Stated task:
Pick out each line of the records that includes the string "xlabel", and copy it.

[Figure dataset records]
────────

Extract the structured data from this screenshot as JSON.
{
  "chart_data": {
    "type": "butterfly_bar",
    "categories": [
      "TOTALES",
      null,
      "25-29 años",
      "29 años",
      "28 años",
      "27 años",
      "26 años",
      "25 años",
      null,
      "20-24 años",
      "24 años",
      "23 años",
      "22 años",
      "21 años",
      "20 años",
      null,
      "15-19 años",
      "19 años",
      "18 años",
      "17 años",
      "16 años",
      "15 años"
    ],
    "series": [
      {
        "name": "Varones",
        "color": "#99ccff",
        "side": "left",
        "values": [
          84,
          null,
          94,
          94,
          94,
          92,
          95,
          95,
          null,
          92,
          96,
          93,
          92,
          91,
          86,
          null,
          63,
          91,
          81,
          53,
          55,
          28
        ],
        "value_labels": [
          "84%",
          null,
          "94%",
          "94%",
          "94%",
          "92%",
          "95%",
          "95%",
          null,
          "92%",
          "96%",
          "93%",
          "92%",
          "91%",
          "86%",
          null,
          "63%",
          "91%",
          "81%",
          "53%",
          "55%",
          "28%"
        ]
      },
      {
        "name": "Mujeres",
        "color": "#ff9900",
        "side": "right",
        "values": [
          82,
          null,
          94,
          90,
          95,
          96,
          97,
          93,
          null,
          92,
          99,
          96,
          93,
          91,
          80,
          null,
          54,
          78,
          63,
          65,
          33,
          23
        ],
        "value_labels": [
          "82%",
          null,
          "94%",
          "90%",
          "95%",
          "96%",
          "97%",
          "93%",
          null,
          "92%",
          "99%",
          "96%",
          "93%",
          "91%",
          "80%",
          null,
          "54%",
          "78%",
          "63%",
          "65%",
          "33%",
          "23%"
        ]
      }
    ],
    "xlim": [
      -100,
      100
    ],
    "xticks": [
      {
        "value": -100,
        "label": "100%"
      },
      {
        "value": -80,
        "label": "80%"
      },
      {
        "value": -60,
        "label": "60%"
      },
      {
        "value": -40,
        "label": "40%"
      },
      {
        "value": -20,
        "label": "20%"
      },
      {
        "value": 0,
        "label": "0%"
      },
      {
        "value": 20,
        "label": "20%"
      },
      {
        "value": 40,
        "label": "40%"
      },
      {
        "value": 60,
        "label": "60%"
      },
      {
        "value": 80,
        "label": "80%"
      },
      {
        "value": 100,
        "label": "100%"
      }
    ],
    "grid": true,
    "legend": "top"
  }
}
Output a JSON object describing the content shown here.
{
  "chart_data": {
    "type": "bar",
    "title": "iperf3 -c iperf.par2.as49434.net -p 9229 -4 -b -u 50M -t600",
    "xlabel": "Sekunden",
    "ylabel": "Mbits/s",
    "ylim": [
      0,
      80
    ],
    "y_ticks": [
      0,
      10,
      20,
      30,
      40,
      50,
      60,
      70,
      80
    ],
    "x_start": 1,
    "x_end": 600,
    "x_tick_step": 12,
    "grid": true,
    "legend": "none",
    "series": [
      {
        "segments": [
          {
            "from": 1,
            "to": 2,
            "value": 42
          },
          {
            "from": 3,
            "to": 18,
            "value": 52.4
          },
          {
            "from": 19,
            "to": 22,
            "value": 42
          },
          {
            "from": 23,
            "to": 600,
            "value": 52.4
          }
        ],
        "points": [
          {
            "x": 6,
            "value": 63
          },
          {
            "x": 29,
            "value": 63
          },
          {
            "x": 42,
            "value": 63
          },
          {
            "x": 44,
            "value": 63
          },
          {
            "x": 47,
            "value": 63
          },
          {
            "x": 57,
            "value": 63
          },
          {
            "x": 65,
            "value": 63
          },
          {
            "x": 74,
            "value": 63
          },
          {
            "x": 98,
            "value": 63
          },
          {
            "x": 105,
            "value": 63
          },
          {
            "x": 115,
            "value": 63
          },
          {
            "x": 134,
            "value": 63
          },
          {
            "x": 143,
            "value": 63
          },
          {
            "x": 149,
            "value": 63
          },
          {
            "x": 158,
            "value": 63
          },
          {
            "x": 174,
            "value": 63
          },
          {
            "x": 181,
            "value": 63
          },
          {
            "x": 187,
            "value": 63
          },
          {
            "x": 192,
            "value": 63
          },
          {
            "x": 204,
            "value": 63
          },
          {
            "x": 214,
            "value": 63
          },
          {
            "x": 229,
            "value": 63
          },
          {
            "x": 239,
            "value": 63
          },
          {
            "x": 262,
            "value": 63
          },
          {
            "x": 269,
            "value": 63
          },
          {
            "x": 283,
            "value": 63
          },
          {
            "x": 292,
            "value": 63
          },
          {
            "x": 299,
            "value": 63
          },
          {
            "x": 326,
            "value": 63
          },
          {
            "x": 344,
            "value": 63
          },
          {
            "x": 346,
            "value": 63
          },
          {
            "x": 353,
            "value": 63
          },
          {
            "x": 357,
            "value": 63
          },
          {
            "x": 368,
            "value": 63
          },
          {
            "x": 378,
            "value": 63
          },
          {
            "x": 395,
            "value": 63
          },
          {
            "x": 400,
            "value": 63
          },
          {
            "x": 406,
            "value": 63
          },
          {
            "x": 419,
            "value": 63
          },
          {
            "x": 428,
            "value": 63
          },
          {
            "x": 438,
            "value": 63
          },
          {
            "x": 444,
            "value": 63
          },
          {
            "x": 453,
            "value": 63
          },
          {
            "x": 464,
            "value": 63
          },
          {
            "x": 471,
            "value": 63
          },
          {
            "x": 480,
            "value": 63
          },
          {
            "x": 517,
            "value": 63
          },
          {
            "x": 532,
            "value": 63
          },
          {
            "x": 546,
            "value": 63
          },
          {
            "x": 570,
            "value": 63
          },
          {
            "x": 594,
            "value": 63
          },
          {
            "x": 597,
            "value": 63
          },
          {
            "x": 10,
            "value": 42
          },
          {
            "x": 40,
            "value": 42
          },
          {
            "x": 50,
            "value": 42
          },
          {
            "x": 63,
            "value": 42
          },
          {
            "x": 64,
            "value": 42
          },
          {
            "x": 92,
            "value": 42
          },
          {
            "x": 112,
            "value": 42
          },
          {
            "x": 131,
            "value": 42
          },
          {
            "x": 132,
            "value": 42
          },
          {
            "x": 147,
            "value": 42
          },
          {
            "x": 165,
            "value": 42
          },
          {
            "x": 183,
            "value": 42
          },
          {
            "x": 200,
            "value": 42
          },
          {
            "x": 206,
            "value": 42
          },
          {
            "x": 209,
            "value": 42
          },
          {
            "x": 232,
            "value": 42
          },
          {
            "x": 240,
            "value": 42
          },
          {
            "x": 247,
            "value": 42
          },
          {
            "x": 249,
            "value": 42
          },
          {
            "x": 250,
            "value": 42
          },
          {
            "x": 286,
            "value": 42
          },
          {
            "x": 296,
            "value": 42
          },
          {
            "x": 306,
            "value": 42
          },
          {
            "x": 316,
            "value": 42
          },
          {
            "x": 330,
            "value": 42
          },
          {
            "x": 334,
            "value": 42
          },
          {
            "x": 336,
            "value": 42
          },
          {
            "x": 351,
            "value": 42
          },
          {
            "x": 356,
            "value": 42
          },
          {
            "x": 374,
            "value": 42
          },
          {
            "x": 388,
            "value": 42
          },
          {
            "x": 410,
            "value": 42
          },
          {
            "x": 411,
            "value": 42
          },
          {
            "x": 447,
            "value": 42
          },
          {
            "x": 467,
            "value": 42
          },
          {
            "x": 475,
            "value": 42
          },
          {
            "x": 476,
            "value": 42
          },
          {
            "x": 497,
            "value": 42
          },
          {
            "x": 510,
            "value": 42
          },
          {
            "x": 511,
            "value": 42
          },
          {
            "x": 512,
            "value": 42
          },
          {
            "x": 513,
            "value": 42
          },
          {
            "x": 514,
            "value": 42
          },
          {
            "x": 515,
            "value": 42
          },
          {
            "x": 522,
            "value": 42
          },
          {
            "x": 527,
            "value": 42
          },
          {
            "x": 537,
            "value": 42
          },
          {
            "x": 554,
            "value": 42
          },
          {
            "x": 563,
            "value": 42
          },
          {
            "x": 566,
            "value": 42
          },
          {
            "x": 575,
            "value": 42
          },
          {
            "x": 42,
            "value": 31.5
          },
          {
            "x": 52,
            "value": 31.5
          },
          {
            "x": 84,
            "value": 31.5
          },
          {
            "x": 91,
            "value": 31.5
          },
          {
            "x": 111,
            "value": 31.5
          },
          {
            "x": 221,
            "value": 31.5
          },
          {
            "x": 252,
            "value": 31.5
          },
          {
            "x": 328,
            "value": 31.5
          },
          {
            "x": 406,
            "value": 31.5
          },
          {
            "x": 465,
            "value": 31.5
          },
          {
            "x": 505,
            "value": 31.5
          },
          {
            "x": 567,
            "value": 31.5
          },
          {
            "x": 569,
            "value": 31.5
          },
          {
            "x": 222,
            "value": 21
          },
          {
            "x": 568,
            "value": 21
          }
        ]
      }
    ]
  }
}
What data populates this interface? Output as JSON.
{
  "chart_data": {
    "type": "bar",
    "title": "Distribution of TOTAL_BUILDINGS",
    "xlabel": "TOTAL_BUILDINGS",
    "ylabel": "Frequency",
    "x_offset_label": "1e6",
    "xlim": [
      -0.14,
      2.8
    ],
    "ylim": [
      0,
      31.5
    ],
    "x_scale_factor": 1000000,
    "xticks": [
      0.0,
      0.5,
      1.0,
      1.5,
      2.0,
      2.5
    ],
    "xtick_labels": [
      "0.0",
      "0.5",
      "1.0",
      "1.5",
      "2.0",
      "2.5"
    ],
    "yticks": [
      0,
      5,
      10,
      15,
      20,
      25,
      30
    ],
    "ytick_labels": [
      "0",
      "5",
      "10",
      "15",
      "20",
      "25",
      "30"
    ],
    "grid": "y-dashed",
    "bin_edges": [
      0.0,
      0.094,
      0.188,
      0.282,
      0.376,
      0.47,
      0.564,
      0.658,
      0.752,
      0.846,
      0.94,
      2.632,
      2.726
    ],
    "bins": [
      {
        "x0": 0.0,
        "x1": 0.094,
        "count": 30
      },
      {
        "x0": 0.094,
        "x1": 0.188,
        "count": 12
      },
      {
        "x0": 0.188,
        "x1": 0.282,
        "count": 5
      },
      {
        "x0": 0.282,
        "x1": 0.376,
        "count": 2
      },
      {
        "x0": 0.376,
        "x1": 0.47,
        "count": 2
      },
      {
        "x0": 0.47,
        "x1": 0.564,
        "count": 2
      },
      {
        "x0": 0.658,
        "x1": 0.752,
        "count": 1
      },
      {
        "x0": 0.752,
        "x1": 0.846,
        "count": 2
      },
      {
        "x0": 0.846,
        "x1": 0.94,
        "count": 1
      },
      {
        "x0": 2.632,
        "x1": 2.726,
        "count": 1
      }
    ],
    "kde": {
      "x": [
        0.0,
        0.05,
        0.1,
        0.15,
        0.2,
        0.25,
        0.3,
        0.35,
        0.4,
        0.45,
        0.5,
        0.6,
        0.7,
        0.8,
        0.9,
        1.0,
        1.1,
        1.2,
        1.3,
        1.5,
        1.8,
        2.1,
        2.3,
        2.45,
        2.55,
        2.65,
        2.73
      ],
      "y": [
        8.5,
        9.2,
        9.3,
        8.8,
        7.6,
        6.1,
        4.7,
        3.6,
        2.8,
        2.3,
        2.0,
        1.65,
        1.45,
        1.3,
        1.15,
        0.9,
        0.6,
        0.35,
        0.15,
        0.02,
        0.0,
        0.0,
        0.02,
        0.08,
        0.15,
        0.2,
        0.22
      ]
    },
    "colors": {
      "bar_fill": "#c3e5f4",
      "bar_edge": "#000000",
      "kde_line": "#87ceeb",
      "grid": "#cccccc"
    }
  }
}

────────

Result:
    "xlabel": "Sekunden",
    "xlabel": "TOTAL_BUILDINGS",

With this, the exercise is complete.